▸ WRITTEN PROBLEM
Write out the whole listing again, exactly as given.

▸ Dataset records
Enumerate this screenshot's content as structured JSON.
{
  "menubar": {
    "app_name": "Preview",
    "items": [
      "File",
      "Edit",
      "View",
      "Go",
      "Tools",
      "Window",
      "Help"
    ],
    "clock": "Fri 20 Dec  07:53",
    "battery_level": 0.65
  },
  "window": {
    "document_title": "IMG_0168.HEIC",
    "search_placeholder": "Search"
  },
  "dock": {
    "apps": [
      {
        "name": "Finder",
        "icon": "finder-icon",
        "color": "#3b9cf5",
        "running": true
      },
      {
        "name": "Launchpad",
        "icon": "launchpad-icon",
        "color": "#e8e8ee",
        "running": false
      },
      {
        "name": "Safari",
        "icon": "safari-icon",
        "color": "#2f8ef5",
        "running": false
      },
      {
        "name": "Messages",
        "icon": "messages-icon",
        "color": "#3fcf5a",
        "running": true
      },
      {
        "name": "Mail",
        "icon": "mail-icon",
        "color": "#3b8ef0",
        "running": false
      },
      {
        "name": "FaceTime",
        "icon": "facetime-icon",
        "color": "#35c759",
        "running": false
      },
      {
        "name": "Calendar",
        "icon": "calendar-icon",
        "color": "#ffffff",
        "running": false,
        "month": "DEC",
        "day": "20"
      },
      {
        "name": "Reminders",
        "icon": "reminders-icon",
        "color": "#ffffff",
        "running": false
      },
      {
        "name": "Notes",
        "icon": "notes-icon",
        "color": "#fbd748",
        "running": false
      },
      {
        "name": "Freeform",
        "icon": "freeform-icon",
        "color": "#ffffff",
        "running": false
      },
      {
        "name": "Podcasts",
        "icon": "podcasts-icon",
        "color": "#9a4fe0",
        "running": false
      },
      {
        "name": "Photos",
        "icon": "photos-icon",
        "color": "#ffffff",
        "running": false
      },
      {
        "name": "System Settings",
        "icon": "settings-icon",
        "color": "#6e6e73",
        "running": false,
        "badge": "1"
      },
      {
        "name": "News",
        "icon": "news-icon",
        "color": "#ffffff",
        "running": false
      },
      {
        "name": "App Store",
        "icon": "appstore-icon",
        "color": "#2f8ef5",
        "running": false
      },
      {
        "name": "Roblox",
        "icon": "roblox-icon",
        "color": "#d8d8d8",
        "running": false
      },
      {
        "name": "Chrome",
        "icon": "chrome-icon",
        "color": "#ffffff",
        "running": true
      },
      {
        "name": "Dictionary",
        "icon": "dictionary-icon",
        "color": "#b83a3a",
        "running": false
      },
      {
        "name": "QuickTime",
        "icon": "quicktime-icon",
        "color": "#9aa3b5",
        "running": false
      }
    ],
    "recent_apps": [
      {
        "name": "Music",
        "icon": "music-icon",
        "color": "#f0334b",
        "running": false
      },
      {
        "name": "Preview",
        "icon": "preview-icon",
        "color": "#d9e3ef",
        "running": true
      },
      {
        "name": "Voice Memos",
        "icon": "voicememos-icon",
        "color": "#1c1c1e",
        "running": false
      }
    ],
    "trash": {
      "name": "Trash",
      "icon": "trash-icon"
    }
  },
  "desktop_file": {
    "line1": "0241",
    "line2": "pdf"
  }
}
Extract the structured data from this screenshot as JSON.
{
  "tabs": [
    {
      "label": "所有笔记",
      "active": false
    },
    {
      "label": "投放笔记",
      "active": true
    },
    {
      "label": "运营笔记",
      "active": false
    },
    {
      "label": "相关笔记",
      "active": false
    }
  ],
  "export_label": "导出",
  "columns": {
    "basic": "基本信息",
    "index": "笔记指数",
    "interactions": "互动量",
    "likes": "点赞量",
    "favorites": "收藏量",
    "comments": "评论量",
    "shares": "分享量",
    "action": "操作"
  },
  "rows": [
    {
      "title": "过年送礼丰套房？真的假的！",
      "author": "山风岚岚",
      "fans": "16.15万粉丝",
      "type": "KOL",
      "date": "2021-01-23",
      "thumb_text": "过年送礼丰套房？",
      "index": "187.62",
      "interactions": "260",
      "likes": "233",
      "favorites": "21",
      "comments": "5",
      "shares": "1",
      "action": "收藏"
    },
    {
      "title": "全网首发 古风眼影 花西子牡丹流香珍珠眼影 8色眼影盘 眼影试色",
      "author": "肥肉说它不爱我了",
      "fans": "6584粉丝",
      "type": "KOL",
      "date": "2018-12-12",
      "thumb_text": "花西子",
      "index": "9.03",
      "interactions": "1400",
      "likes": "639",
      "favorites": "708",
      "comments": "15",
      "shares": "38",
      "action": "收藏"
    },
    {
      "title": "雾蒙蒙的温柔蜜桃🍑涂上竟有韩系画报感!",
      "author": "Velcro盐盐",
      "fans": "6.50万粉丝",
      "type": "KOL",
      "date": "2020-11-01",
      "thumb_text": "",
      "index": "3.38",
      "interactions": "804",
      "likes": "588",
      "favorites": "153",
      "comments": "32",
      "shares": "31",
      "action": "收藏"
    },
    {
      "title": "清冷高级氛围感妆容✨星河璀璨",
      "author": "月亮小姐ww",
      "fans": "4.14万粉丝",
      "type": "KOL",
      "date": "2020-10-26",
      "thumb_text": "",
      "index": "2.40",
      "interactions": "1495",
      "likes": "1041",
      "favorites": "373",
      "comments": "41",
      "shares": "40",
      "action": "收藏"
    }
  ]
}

▸ RESULT OF THIS EXERCISE
Enumerate this screenshot's content as structured JSON.
{
  "menubar": {
    "app_name": "Preview",
    "items": [
      "File",
      "Edit",
      "View",
      "Go",
      "Tools",
      "Window",
      "Help"
    ],
    "clock": "Fri 20 Dec  07:53",
    "battery_level": 0.65
  },
  "window": {
    "document_title": "IMG_0168.HEIC",
    "search_placeholder": "Search"
  },
  "dock": {
    "apps": [
      {
        "name": "Finder",
        "icon": "finder-icon",
        "color": "#3b9cf5",
        "running": true
      },
      {
        "name": "Launchpad",
        "icon": "launchpad-icon",
        "color": "#e8e8ee",
        "running": false
      },
      {
        "name": "Safari",
        "icon": "safari-icon",
        "color": "#2f8ef5",
        "running": false
      },
      {
        "name": "Messages",
        "icon": "messages-icon",
        "color": "#3fcf5a",
        "running": true
      },
      {
        "name": "Mail",
        "icon": "mail-icon",
        "color": "#3b8ef0",
        "running": false
      },
      {
        "name": "FaceTime",
        "icon": "facetime-icon",
        "color": "#35c759",
        "running": false
      },
      {
        "name": "Calendar",
        "icon": "calendar-icon",
        "color": "#ffffff",
        "running": false,
        "month": "DEC",
        "day": "20"
      },
      {
        "name": "Reminders",
        "icon": "reminders-icon",
        "color": "#ffffff",
        "running": false
      },
      {
        "name": "Notes",
        "icon": "notes-icon",
        "color": "#fbd748",
        "running": false
      },
      {
        "name": "Freeform",
        "icon": "freeform-icon",
        "color": "#ffffff",
        "running": false
      },
      {
        "name": "Podcasts",
        "icon": "podcasts-icon",
        "color": "#9a4fe0",
        "running": false
      },
      {
        "name": "Photos",
        "icon": "photos-icon",
        "color": "#ffffff",
        "running": false
      },
      {
        "name": "System Settings",
        "icon": "settings-icon",
        "color": "#6e6e73",
        "running": false,
        "badge": "1"
      },
      {
        "name": "News",
        "icon": "news-icon",
        "color": "#ffffff",
        "running": false
      },
      {
        "name": "App Store",
        "icon": "appstore-icon",
        "color": "#2f8ef5",
        "running": false
      },
      {
        "name": "Roblox",
        "icon": "roblox-icon",
        "color": "#d8d8d8",
        "running": false
      },
      {
        "name": "Chrome",
        "icon": "chrome-icon",
        "color": "#ffffff",
        "running": true
      },
      {
        "name": "Dictionary",
        "icon": "dictionary-icon",
        "color": "#b83a3a",
        "running": false
      },
      {
        "name": "QuickTime",
        "icon": "quicktime-icon",
        "color": "#9aa3b5",
        "running": false
      }
    ],
    "recent_apps": [
      {
        "name": "Music",
        "icon": "music-icon",
        "color": "#f0334b",
        "running": false
      },
      {
        "name": "Preview",
        "icon": "preview-icon",
        "color": "#d9e3ef",
        "running": true
      },
      {
        "name": "Voice Memos",
        "icon": "voicememos-icon",
        "color": "#1c1c1e",
        "running": false
      }
    ],
    "trash": {
      "name": "Trash",
      "icon": "trash-icon"
    }
  },
  "desktop_file": {
    "line1": "0241",
    "line2": "pdf"
  }
}
Extract the structured data from this screenshot as JSON.
{
  "tabs": [
    {
      "label": "所有笔记",
      "active": false
    },
    {
      "label": "投放笔记",
      "active": true
    },
    {
      "label": "运营笔记",
      "active": false
    },
    {
      "label": "相关笔记",
      "active": false
    }
  ],
  "export_label": "导出",
  "columns": {
    "basic": "基本信息",
    "index": "笔记指数",
    "interactions": "互动量",
    "likes": "点赞量",
    "favorites": "收藏量",
    "comments": "评论量",
    "shares": "分享量",
    "action": "操作"
  },
  "rows": [
    {
      "title": "过年送礼丰套房？真的假的！",
      "author": "山风岚岚",
      "fans": "16.15万粉丝",
      "type": "KOL",
      "date": "2021-01-23",
      "thumb_text": "过年送礼丰套房？",
      "index": "187.62",
      "interactions": "260",
      "likes": "233",
      "favorites": "21",
      "comments": "5",
      "shares": "1",
      "action": "收藏"
    },
    {
      "title": "全网首发 古风眼影 花西子牡丹流香珍珠眼影 8色眼影盘 眼影试色",
      "author": "肥肉说它不爱我了",
      "fans": "6584粉丝",
      "type": "KOL",
      "date": "2018-12-12",
      "thumb_text": "花西子",
      "index": "9.03",
      "interactions": "1400",
      "likes": "639",
      "favorites": "708",
      "comments": "15",
      "shares": "38",
      "action": "收藏"
    },
    {
      "title": "雾蒙蒙的温柔蜜桃🍑涂上竟有韩系画报感!",
      "author": "Velcro盐盐",
      "fans": "6.50万粉丝",
      "type": "KOL",
      "date": "2020-11-01",
      "thumb_text": "",
      "index": "3.38",
      "interactions": "804",
      "likes": "588",
      "favorites": "153",
      "comments": "32",
      "shares": "31",
      "action": "收藏"
    },
    {
      "title": "清冷高级氛围感妆容✨星河璀璨",
      "author": "月亮小姐ww",
      "fans": "4.14万粉丝",
      "type": "KOL",
      "date": "2020-10-26",
      "thumb_text": "",
      "index": "2.40",
      "interactions": "1495",
      "likes": "1041",
      "favorites": "373",
      "comments": "41",
      "shares": "40",
      "action": "收藏"
    }
  ]
}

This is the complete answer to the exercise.